## TASK DETAILS
Without altering anything, repeat each of the records.

## THE RECORDS
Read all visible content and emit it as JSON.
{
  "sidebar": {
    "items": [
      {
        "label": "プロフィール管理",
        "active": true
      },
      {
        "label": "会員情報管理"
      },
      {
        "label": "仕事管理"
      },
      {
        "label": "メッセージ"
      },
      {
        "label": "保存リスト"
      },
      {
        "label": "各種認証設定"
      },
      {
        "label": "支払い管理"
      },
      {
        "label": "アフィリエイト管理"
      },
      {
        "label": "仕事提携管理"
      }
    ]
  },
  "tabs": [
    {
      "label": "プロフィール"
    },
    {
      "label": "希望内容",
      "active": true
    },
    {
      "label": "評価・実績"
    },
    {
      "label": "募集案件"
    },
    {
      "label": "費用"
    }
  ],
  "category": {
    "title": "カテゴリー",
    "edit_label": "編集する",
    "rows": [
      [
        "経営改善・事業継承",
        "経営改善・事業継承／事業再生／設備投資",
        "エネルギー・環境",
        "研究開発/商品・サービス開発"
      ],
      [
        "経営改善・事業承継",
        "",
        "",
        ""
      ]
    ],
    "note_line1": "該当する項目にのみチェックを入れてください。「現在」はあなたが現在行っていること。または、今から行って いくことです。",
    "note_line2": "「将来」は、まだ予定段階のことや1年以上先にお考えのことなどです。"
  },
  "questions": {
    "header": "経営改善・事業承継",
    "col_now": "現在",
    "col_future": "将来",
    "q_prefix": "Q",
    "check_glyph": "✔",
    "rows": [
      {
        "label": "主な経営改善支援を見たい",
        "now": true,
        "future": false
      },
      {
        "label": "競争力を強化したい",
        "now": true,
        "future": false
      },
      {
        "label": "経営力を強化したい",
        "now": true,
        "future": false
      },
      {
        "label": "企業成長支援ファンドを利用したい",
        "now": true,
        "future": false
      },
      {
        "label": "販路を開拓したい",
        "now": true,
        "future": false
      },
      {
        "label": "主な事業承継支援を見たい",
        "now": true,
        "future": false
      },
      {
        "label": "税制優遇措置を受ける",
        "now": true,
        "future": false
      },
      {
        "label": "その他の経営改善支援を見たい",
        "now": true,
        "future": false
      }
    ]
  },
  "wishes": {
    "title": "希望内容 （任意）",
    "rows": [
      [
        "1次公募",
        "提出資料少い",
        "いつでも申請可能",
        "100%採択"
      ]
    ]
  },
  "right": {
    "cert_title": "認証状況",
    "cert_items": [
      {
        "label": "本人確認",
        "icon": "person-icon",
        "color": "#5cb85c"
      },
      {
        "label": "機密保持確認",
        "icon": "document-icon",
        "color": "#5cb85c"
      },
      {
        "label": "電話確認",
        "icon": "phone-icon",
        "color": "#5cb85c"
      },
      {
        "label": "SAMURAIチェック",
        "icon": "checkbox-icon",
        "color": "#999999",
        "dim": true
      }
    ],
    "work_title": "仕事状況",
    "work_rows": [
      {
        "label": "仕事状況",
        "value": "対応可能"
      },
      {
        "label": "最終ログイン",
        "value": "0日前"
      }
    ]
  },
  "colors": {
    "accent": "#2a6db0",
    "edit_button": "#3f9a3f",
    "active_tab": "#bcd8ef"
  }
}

## SOLUTION TO THE EXERCISE
Read all visible content and emit it as JSON.
{
  "sidebar": {
    "items": [
      {
        "label": "プロフィール管理",
        "active": true
      },
      {
        "label": "会員情報管理"
      },
      {
        "label": "仕事管理"
      },
      {
        "label": "メッセージ"
      },
      {
        "label": "保存リスト"
      },
      {
        "label": "各種認証設定"
      },
      {
        "label": "支払い管理"
      },
      {
        "label": "アフィリエイト管理"
      },
      {
        "label": "仕事提携管理"
      }
    ]
  },
  "tabs": [
    {
      "label": "プロフィール"
    },
    {
      "label": "希望内容",
      "active": true
    },
    {
      "label": "評価・実績"
    },
    {
      "label": "募集案件"
    },
    {
      "label": "費用"
    }
  ],
  "category": {
    "title": "カテゴリー",
    "edit_label": "編集する",
    "rows": [
      [
        "経営改善・事業継承",
        "経営改善・事業継承／事業再生／設備投資",
        "エネルギー・環境",
        "研究開発/商品・サービス開発"
      ],
      [
        "経営改善・事業承継",
        "",
        "",
        ""
      ]
    ],
    "note_line1": "該当する項目にのみチェックを入れてください。「現在」はあなたが現在行っていること。または、今から行って いくことです。",
    "note_line2": "「将来」は、まだ予定段階のことや1年以上先にお考えのことなどです。"
  },
  "questions": {
    "header": "経営改善・事業承継",
    "col_now": "現在",
    "col_future": "将来",
    "q_prefix": "Q",
    "check_glyph": "✔",
    "rows": [
      {
        "label": "主な経営改善支援を見たい",
        "now": true,
        "future": false
      },
      {
        "label": "競争力を強化したい",
        "now": true,
        "future": false
      },
      {
        "label": "経営力を強化したい",
        "now": true,
        "future": false
      },
      {
        "label": "企業成長支援ファンドを利用したい",
        "now": true,
        "future": false
      },
      {
        "label": "販路を開拓したい",
        "now": true,
        "future": false
      },
      {
        "label": "主な事業承継支援を見たい",
        "now": true,
        "future": false
      },
      {
        "label": "税制優遇措置を受ける",
        "now": true,
        "future": false
      },
      {
        "label": "その他の経営改善支援を見たい",
        "now": true,
        "future": false
      }
    ]
  },
  "wishes": {
    "title": "希望内容 （任意）",
    "rows": [
      [
        "1次公募",
        "提出資料少い",
        "いつでも申請可能",
        "100%採択"
      ]
    ]
  },
  "right": {
    "cert_title": "認証状況",
    "cert_items": [
      {
        "label": "本人確認",
        "icon": "person-icon",
        "color": "#5cb85c"
      },
      {
        "label": "機密保持確認",
        "icon": "document-icon",
        "color": "#5cb85c"
      },
      {
        "label": "電話確認",
        "icon": "phone-icon",
        "color": "#5cb85c"
      },
      {
        "label": "SAMURAIチェック",
        "icon": "checkbox-icon",
        "color": "#999999",
        "dim": true
      }
    ],
    "work_title": "仕事状況",
    "work_rows": [
      {
        "label": "仕事状況",
        "value": "対応可能"
      },
      {
        "label": "最終ログイン",
        "value": "0日前"
      }
    ]
  },
  "colors": {
    "accent": "#2a6db0",
    "edit_button": "#3f9a3f",
    "active_tab": "#bcd8ef"
  }
}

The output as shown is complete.